# [Problem]
Scan the material and copy every line in which "xlabel" appears.

Records from a data collection:

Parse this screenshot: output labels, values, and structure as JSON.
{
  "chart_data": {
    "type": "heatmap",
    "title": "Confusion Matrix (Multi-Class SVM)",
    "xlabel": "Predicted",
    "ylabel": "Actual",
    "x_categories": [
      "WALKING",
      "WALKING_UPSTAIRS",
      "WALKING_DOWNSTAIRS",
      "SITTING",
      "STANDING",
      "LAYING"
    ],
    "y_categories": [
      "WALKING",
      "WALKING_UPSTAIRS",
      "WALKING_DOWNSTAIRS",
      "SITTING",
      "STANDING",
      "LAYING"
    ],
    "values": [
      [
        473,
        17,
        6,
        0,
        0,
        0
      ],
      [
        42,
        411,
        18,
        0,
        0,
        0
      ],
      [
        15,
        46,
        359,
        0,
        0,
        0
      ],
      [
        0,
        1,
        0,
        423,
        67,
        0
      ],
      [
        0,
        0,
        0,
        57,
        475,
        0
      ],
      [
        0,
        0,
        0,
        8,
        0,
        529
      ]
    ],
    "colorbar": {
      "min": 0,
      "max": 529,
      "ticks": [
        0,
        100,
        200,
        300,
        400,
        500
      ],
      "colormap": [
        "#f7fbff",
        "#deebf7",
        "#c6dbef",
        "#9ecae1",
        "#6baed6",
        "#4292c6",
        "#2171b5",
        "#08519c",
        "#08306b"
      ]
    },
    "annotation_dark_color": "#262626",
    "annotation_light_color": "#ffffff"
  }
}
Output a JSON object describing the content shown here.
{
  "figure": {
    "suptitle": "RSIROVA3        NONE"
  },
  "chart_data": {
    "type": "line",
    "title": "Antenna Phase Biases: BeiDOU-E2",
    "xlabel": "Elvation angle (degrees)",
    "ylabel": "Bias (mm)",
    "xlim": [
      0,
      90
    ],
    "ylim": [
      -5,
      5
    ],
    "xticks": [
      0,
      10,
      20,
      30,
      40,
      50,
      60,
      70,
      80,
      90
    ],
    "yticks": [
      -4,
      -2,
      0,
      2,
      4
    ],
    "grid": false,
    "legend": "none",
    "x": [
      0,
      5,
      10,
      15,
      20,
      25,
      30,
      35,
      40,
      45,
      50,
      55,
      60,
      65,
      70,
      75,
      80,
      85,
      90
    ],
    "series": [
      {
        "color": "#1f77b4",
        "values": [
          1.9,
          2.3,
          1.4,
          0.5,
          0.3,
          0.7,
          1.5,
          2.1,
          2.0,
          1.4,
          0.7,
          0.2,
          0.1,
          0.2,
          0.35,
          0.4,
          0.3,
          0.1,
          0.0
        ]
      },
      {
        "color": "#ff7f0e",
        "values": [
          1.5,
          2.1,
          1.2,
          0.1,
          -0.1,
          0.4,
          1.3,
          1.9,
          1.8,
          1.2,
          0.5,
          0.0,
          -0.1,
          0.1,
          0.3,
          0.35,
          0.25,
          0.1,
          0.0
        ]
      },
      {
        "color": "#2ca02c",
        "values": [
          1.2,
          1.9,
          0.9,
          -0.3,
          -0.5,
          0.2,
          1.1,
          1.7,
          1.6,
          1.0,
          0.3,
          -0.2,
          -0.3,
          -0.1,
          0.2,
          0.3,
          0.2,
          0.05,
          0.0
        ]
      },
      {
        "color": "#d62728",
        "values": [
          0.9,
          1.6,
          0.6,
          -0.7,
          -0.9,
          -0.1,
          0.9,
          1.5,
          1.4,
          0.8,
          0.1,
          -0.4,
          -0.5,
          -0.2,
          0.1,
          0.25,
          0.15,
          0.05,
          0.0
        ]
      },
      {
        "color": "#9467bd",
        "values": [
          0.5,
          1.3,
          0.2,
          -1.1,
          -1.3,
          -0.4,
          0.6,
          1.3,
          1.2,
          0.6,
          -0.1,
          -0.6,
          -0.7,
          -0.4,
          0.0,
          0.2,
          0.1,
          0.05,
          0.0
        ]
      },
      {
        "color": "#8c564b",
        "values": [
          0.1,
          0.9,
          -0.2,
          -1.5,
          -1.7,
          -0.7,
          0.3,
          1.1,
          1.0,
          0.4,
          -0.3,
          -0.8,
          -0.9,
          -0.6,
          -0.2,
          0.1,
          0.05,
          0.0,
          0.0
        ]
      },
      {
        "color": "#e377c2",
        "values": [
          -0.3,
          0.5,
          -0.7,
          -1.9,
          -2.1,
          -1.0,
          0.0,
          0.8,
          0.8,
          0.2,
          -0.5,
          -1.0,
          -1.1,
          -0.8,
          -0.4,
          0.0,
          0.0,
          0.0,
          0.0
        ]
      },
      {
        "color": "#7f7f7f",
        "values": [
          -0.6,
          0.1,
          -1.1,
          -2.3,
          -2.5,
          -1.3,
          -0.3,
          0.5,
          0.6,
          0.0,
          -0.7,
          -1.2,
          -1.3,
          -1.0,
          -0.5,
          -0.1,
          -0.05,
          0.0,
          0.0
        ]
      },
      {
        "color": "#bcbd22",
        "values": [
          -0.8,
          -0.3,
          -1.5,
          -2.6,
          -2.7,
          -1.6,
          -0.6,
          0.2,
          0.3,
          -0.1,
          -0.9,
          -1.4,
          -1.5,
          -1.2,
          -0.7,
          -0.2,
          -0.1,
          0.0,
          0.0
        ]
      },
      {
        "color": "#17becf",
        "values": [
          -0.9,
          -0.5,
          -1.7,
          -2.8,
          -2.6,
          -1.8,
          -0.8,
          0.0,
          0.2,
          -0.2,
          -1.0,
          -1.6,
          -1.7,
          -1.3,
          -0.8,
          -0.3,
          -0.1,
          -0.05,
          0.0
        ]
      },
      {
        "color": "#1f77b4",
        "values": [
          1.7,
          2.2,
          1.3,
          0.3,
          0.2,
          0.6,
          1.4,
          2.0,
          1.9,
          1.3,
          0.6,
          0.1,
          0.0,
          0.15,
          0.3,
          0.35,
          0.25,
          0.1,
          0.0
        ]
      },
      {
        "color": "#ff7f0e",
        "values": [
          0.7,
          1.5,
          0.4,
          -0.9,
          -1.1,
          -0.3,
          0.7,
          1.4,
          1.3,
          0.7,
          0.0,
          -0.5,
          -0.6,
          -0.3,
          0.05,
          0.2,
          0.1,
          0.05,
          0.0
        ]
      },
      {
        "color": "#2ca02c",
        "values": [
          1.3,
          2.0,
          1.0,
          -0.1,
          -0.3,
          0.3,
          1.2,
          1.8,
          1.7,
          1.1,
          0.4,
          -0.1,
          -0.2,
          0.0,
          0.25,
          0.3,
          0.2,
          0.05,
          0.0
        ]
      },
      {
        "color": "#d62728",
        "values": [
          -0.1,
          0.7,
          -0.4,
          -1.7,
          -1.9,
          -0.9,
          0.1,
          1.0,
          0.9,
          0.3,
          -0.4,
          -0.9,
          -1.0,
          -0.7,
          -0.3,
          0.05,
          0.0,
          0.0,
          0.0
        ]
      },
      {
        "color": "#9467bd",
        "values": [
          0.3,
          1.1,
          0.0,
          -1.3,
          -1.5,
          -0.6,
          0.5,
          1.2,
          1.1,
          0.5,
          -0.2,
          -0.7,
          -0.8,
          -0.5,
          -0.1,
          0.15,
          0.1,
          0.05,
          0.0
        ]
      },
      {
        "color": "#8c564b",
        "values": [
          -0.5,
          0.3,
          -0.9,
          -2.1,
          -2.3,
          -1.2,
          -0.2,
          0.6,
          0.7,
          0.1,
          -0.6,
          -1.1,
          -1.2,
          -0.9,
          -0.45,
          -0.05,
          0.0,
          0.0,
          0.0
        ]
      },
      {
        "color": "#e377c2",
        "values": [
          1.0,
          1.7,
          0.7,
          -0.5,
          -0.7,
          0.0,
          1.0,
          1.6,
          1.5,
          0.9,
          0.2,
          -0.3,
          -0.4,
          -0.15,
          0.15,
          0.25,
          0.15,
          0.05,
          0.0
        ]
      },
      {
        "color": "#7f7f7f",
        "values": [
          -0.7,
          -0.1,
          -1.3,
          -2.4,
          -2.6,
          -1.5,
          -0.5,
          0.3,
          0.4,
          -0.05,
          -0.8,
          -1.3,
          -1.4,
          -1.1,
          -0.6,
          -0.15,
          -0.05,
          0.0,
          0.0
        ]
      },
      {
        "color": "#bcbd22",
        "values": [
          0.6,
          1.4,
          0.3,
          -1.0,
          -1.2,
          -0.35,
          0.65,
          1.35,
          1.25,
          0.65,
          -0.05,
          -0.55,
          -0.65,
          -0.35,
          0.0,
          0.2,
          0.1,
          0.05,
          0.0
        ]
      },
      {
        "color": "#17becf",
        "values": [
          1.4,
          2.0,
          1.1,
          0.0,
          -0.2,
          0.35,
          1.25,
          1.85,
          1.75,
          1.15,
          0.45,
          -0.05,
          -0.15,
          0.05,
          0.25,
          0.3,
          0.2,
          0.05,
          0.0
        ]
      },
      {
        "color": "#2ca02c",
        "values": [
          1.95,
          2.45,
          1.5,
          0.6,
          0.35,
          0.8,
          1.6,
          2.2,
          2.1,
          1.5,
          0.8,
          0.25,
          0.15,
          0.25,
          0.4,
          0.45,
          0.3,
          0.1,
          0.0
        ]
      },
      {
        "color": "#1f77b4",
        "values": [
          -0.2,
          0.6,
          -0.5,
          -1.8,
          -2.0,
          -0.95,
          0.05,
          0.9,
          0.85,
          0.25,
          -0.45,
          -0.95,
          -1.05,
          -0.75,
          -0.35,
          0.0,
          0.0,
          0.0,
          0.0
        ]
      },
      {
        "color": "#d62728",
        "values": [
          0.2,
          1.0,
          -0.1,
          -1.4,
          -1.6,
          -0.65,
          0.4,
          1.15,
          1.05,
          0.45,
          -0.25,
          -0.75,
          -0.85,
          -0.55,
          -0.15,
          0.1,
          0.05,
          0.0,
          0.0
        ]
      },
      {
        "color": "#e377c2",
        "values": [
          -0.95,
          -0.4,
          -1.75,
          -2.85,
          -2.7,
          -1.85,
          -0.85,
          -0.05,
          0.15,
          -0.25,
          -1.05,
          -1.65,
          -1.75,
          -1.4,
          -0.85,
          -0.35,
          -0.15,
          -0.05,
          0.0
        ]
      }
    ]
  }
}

# [Solved exercise]
    "xlabel": "Predicted",
    "xlabel": "Elvation angle (degrees)",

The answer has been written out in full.